[Written instruction]: Keep the pictures out of the copy and print all the entries below exactly.

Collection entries
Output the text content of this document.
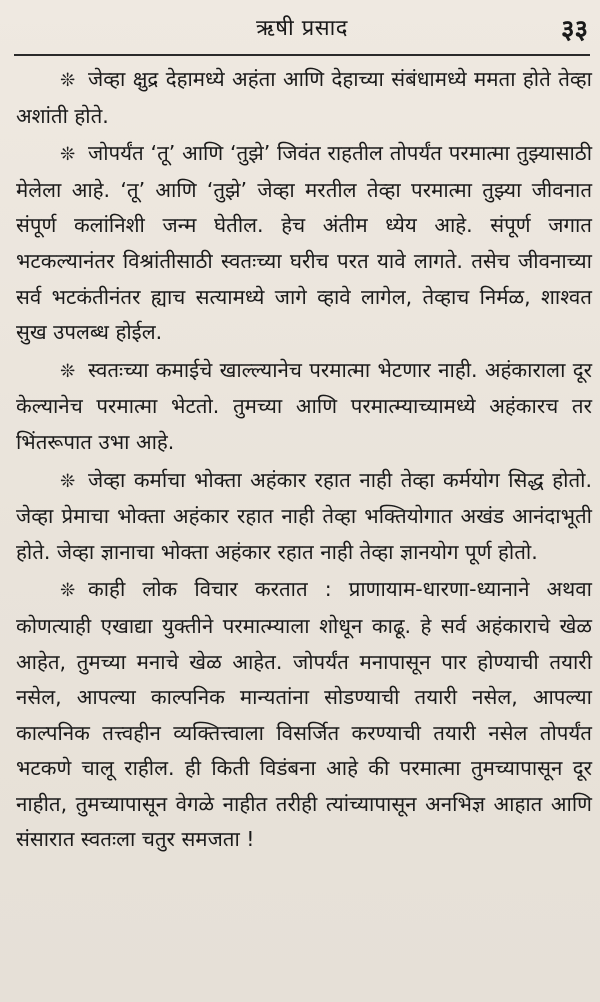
ऋषी प्रसाद	३३

❊ जेव्हा क्षुद्र देहामध्ये अहंता आणि देहाच्या संबंधामध्ये ममता होते तेव्हा अशांती होते.

❊ जोपर्यंत ‘तू’ आणि ‘तुझे’ जिवंत राहतील तोपर्यंत परमात्मा तुझ्यासाठी मेलेला आहे. ‘तू’ आणि ‘तुझे’ जेव्हा मरतील तेव्हा परमात्मा तुझ्या जीवनात संपूर्ण कलांनिशी जन्म घेतील. हेच अंतीम ध्येय आहे. संपूर्ण जगात भटकल्यानंतर विश्रांतीसाठी स्वतःच्या घरीच परत यावे लागते. तसेच जीवनाच्या सर्व भटकंतीनंतर ह्याच सत्यामध्ये जागे व्हावे लागेल, तेव्हाच निर्मळ, शाश्वत सुख उपलब्ध होईल.

❊ स्वतःच्या कमाईचे खाल्ल्यानेच परमात्मा भेटणार नाही. अहंकाराला दूर केल्यानेच परमात्मा भेटतो. तुमच्या आणि परमात्म्याच्यामध्ये अहंकारच तर भिंतरूपात उभा आहे.

❊ जेव्हा कर्माचा भोक्ता अहंकार रहात नाही तेव्हा कर्मयोग सिद्ध होतो. जेव्हा प्रेमाचा भोक्ता अहंकार रहात नाही तेव्हा भक्तियोगात अखंड आनंदाभूती होते. जेव्हा ज्ञानाचा भोक्ता अहंकार रहात नाही तेव्हा ज्ञानयोग पूर्ण होतो.

❊ काही लोक विचार करतात : प्राणायाम-धारणा-ध्यानाने अथवा कोणत्याही एखाद्या युक्तीने परमात्म्याला शोधून काढू. हे सर्व अहंकाराचे खेळ आहेत, तुमच्या मनाचे खेळ आहेत. जोपर्यंत मनापासून पार होण्याची तयारी नसेल, आपल्या काल्पनिक मान्यतांना सोडण्याची तयारी नसेल, आपल्या काल्पनिक तत्त्वहीन व्यक्तित्त्वाला विसर्जित करण्याची तयारी नसेल तोपर्यंत भटकणे चालू राहील. ही किती विडंबना आहे की परमात्मा तुमच्यापासून दूर नाहीत, तुमच्यापासून वेगळे नाहीत तरीही त्यांच्यापासून अनभिज्ञ आहात आणि संसारात स्वतःला चतुर समजता !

[Written answer]:
Output the text content of this document.
ऋषी प्रसाद	३३

❊ जेव्हा क्षुद्र देहामध्ये अहंता आणि देहाच्या संबंधामध्ये ममता होते तेव्हा अशांती होते.

❊ जोपर्यंत ‘तू’ आणि ‘तुझे’ जिवंत राहतील तोपर्यंत परमात्मा तुझ्यासाठी मेलेला आहे. ‘तू’ आणि ‘तुझे’ जेव्हा मरतील तेव्हा परमात्मा तुझ्या जीवनात संपूर्ण कलांनिशी जन्म घेतील. हेच अंतीम ध्येय आहे. संपूर्ण जगात भटकल्यानंतर विश्रांतीसाठी स्वतःच्या घरीच परत यावे लागते. तसेच जीवनाच्या सर्व भटकंतीनंतर ह्याच सत्यामध्ये जागे व्हावे लागेल, तेव्हाच निर्मळ, शाश्वत सुख उपलब्ध होईल.

❊ स्वतःच्या कमाईचे खाल्ल्यानेच परमात्मा भेटणार नाही. अहंकाराला दूर केल्यानेच परमात्मा भेटतो. तुमच्या आणि परमात्म्याच्यामध्ये अहंकारच तर भिंतरूपात उभा आहे.

❊ जेव्हा कर्माचा भोक्ता अहंकार रहात नाही तेव्हा कर्मयोग सिद्ध होतो. जेव्हा प्रेमाचा भोक्ता अहंकार रहात नाही तेव्हा भक्तियोगात अखंड आनंदाभूती होते. जेव्हा ज्ञानाचा भोक्ता अहंकार रहात नाही तेव्हा ज्ञानयोग पूर्ण होतो.

❊ काही लोक विचार करतात : प्राणायाम-धारणा-ध्यानाने अथवा कोणत्याही एखाद्या युक्तीने परमात्म्याला शोधून काढू. हे सर्व अहंकाराचे खेळ आहेत, तुमच्या मनाचे खेळ आहेत. जोपर्यंत मनापासून पार होण्याची तयारी नसेल, आपल्या काल्पनिक मान्यतांना सोडण्याची तयारी नसेल, आपल्या काल्पनिक तत्त्वहीन व्यक्तित्त्वाला विसर्जित करण्याची तयारी नसेल तोपर्यंत भटकणे चालू राहील. ही किती विडंबना आहे की परमात्मा तुमच्यापासून दूर नाहीत, तुमच्यापासून वेगळे नाहीत तरीही त्यांच्यापासून अनभिज्ञ आहात आणि संसारात स्वतःला चतुर समजता !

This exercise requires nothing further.